start

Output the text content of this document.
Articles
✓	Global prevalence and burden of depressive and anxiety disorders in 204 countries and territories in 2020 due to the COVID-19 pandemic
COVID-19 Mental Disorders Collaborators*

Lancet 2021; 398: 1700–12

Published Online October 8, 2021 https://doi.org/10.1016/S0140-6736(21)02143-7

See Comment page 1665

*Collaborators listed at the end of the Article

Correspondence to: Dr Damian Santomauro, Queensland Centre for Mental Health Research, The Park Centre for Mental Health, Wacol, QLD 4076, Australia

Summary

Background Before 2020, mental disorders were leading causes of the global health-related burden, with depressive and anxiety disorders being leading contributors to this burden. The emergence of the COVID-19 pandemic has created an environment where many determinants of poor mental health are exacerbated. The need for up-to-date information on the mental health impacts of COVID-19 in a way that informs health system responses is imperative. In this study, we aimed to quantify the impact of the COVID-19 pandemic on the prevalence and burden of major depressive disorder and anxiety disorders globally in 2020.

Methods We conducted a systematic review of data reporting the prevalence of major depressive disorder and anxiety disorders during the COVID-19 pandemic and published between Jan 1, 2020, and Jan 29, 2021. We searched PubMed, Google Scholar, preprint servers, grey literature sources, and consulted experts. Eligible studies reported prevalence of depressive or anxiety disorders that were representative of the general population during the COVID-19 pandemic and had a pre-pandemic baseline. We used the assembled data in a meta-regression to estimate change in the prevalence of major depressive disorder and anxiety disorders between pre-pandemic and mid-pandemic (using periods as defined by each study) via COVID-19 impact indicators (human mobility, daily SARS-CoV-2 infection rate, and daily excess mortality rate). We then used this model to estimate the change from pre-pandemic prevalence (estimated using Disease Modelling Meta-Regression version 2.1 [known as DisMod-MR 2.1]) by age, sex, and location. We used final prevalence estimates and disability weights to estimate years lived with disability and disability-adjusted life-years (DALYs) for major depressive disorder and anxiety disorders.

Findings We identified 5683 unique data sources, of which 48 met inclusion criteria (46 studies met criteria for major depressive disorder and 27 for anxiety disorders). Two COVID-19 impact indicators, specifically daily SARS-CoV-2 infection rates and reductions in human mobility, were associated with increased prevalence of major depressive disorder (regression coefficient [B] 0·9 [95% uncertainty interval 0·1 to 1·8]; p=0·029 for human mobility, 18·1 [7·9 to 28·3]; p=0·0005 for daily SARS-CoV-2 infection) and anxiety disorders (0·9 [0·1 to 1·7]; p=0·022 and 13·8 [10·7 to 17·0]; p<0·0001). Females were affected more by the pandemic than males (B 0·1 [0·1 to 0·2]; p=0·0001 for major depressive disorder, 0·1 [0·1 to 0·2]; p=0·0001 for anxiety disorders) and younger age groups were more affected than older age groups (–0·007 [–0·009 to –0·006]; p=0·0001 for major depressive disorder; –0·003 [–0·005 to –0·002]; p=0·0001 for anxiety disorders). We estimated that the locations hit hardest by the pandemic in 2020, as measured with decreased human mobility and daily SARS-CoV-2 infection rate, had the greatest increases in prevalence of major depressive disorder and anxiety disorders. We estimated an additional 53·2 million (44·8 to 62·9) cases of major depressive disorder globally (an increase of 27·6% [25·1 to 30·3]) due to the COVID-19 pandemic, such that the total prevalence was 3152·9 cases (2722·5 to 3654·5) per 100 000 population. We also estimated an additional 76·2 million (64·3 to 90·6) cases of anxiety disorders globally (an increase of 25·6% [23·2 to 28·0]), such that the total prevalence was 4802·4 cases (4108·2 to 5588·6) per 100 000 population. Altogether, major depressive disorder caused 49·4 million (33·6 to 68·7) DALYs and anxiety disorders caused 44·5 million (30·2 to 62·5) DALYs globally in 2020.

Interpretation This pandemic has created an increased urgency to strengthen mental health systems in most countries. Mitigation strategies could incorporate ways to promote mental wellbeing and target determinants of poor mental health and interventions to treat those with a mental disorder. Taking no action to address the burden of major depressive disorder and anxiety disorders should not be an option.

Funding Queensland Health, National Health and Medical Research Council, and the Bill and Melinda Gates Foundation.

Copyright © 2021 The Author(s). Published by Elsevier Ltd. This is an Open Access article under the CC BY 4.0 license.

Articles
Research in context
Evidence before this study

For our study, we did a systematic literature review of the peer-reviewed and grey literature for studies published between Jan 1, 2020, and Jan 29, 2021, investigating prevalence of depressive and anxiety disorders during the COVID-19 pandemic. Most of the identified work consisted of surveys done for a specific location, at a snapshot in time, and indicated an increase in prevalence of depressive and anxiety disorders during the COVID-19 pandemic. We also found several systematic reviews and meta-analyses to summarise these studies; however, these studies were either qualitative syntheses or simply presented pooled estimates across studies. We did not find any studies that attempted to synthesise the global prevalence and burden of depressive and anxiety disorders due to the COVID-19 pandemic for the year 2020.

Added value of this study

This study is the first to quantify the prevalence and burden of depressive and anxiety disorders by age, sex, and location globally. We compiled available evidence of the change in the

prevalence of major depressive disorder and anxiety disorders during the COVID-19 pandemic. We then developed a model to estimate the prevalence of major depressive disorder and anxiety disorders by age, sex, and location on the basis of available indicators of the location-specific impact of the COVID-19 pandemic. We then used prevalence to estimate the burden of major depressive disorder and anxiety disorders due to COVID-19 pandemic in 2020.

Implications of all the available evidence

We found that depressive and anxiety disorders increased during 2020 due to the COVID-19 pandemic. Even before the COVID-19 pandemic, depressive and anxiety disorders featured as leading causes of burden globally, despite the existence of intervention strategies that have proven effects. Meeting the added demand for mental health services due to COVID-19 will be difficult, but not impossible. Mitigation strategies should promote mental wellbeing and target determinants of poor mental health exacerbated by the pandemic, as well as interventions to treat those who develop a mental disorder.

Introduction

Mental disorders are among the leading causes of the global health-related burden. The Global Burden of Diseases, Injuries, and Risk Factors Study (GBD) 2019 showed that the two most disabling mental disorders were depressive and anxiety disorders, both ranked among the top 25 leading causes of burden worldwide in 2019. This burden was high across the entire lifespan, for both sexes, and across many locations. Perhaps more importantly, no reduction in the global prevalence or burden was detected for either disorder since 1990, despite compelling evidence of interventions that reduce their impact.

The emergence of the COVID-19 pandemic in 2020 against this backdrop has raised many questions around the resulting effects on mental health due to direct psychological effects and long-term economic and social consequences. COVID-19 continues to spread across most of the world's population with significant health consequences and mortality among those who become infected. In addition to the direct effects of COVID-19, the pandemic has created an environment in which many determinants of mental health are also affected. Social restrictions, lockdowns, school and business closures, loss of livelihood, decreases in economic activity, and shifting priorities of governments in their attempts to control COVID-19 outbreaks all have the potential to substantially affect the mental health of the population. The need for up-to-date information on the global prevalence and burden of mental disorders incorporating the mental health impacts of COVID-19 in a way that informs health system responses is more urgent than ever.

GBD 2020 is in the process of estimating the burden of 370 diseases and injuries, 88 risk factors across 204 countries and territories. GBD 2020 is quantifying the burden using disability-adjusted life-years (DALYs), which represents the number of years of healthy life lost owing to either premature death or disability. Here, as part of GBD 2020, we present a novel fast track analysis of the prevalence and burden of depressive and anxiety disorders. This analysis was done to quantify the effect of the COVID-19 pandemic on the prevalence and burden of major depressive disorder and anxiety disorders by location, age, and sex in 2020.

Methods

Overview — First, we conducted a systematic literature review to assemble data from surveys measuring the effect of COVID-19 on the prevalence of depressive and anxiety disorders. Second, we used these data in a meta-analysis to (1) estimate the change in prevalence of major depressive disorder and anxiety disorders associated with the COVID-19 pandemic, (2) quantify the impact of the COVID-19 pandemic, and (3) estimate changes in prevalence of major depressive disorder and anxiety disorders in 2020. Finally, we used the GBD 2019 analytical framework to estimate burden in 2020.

end

▸ REQUIREMENTS: Reproduce each entry word for word.

▸ THE RESULT:
Output the text content of this document.
Articles
✓	Global prevalence and burden of depressive and anxiety disorders in 204 countries and territories in 2020 due to the COVID-19 pandemic
COVID-19 Mental Disorders Collaborators*

Lancet 2021; 398: 1700–12

Published Online October 8, 2021 https://doi.org/10.1016/S0140-6736(21)02143-7

See Comment page 1665

*Collaborators listed at the end of the Article

Correspondence to: Dr Damian Santomauro, Queensland Centre for Mental Health Research, The Park Centre for Mental Health, Wacol, QLD 4076, Australia

Summary

Background Before 2020, mental disorders were leading causes of the global health-related burden, with depressive and anxiety disorders being leading contributors to this burden. The emergence of the COVID-19 pandemic has created an environment where many determinants of poor mental health are exacerbated. The need for up-to-date information on the mental health impacts of COVID-19 in a way that informs health system responses is imperative. In this study, we aimed to quantify the impact of the COVID-19 pandemic on the prevalence and burden of major depressive disorder and anxiety disorders globally in 2020.

Methods We conducted a systematic review of data reporting the prevalence of major depressive disorder and anxiety disorders during the COVID-19 pandemic and published between Jan 1, 2020, and Jan 29, 2021. We searched PubMed, Google Scholar, preprint servers, grey literature sources, and consulted experts. Eligible studies reported prevalence of depressive or anxiety disorders that were representative of the general population during the COVID-19 pandemic and had a pre-pandemic baseline. We used the assembled data in a meta-regression to estimate change in the prevalence of major depressive disorder and anxiety disorders between pre-pandemic and mid-pandemic (using periods as defined by each study) via COVID-19 impact indicators (human mobility, daily SARS-CoV-2 infection rate, and daily excess mortality rate). We then used this model to estimate the change from pre-pandemic prevalence (estimated using Disease Modelling Meta-Regression version 2.1 [known as DisMod-MR 2.1]) by age, sex, and location. We used final prevalence estimates and disability weights to estimate years lived with disability and disability-adjusted life-years (DALYs) for major depressive disorder and anxiety disorders.

Findings We identified 5683 unique data sources, of which 48 met inclusion criteria (46 studies met criteria for major depressive disorder and 27 for anxiety disorders). Two COVID-19 impact indicators, specifically daily SARS-CoV-2 infection rates and reductions in human mobility, were associated with increased prevalence of major depressive disorder (regression coefficient [B] 0·9 [95% uncertainty interval 0·1 to 1·8]; p=0·029 for human mobility, 18·1 [7·9 to 28·3]; p=0·0005 for daily SARS-CoV-2 infection) and anxiety disorders (0·9 [0·1 to 1·7]; p=0·022 and 13·8 [10·7 to 17·0]; p<0·0001). Females were affected more by the pandemic than males (B 0·1 [0·1 to 0·2]; p=0·0001 for major depressive disorder, 0·1 [0·1 to 0·2]; p=0·0001 for anxiety disorders) and younger age groups were more affected than older age groups (–0·007 [–0·009 to –0·006]; p=0·0001 for major depressive disorder; –0·003 [–0·005 to –0·002]; p=0·0001 for anxiety disorders). We estimated that the locations hit hardest by the pandemic in 2020, as measured with decreased human mobility and daily SARS-CoV-2 infection rate, had the greatest increases in prevalence of major depressive disorder and anxiety disorders. We estimated an additional 53·2 million (44·8 to 62·9) cases of major depressive disorder globally (an increase of 27·6% [25·1 to 30·3]) due to the COVID-19 pandemic, such that the total prevalence was 3152·9 cases (2722·5 to 3654·5) per 100 000 population. We also estimated an additional 76·2 million (64·3 to 90·6) cases of anxiety disorders globally (an increase of 25·6% [23·2 to 28·0]), such that the total prevalence was 4802·4 cases (4108·2 to 5588·6) per 100 000 population. Altogether, major depressive disorder caused 49·4 million (33·6 to 68·7) DALYs and anxiety disorders caused 44·5 million (30·2 to 62·5) DALYs globally in 2020.

Interpretation This pandemic has created an increased urgency to strengthen mental health systems in most countries. Mitigation strategies could incorporate ways to promote mental wellbeing and target determinants of poor mental health and interventions to treat those with a mental disorder. Taking no action to address the burden of major depressive disorder and anxiety disorders should not be an option.

Funding Queensland Health, National Health and Medical Research Council, and the Bill and Melinda Gates Foundation.

Copyright © 2021 The Author(s). Published by Elsevier Ltd. This is an Open Access article under the CC BY 4.0 license.

Articles
Research in context
Evidence before this study

For our study, we did a systematic literature review of the peer-reviewed and grey literature for studies published between Jan 1, 2020, and Jan 29, 2021, investigating prevalence of depressive and anxiety disorders during the COVID-19 pandemic. Most of the identified work consisted of surveys done for a specific location, at a snapshot in time, and indicated an increase in prevalence of depressive and anxiety disorders during the COVID-19 pandemic. We also found several systematic reviews and meta-analyses to summarise these studies; however, these studies were either qualitative syntheses or simply presented pooled estimates across studies. We did not find any studies that attempted to synthesise the global prevalence and burden of depressive and anxiety disorders due to the COVID-19 pandemic for the year 2020.

Added value of this study

This study is the first to quantify the prevalence and burden of depressive and anxiety disorders by age, sex, and location globally. We compiled available evidence of the change in the

prevalence of major depressive disorder and anxiety disorders during the COVID-19 pandemic. We then developed a model to estimate the prevalence of major depressive disorder and anxiety disorders by age, sex, and location on the basis of available indicators of the location-specific impact of the COVID-19 pandemic. We then used prevalence to estimate the burden of major depressive disorder and anxiety disorders due to COVID-19 pandemic in 2020.

Implications of all the available evidence

We found that depressive and anxiety disorders increased during 2020 due to the COVID-19 pandemic. Even before the COVID-19 pandemic, depressive and anxiety disorders featured as leading causes of burden globally, despite the existence of intervention strategies that have proven effects. Meeting the added demand for mental health services due to COVID-19 will be difficult, but not impossible. Mitigation strategies should promote mental wellbeing and target determinants of poor mental health exacerbated by the pandemic, as well as interventions to treat those who develop a mental disorder.

Introduction

Mental disorders are among the leading causes of the global health-related burden. The Global Burden of Diseases, Injuries, and Risk Factors Study (GBD) 2019 showed that the two most disabling mental disorders were depressive and anxiety disorders, both ranked among the top 25 leading causes of burden worldwide in 2019. This burden was high across the entire lifespan, for both sexes, and across many locations. Perhaps more importantly, no reduction in the global prevalence or burden was detected for either disorder since 1990, despite compelling evidence of interventions that reduce their impact.

The emergence of the COVID-19 pandemic in 2020 against this backdrop has raised many questions around the resulting effects on mental health due to direct psychological effects and long-term economic and social consequences. COVID-19 continues to spread across most of the world's population with significant health consequences and mortality among those who become infected. In addition to the direct effects of COVID-19, the pandemic has created an environment in which many determinants of mental health are also affected. Social restrictions, lockdowns, school and business closures, loss of livelihood, decreases in economic activity, and shifting priorities of governments in their attempts to control COVID-19 outbreaks all have the potential to substantially affect the mental health of the population. The need for up-to-date information on the global prevalence and burden of mental disorders incorporating the mental health impacts of COVID-19 in a way that informs health system responses is more urgent than ever.

GBD 2020 is in the process of estimating the burden of 370 diseases and injuries, 88 risk factors across 204 countries and territories. GBD 2020 is quantifying the burden using disability-adjusted life-years (DALYs), which represents the number of years of healthy life lost owing to either premature death or disability. Here, as part of GBD 2020, we present a novel fast track analysis of the prevalence and burden of depressive and anxiety disorders. This analysis was done to quantify the effect of the COVID-19 pandemic on the prevalence and burden of major depressive disorder and anxiety disorders by location, age, and sex in 2020.

Methods

Overview — First, we conducted a systematic literature review to assemble data from surveys measuring the effect of COVID-19 on the prevalence of depressive and anxiety disorders. Second, we used these data in a meta-analysis to (1) estimate the change in prevalence of major depressive disorder and anxiety disorders associated with the COVID-19 pandemic, (2) quantify the impact of the COVID-19 pandemic, and (3) estimate changes in prevalence of major depressive disorder and anxiety disorders in 2020. Finally, we used the GBD 2019 analytical framework to estimate burden in 2020.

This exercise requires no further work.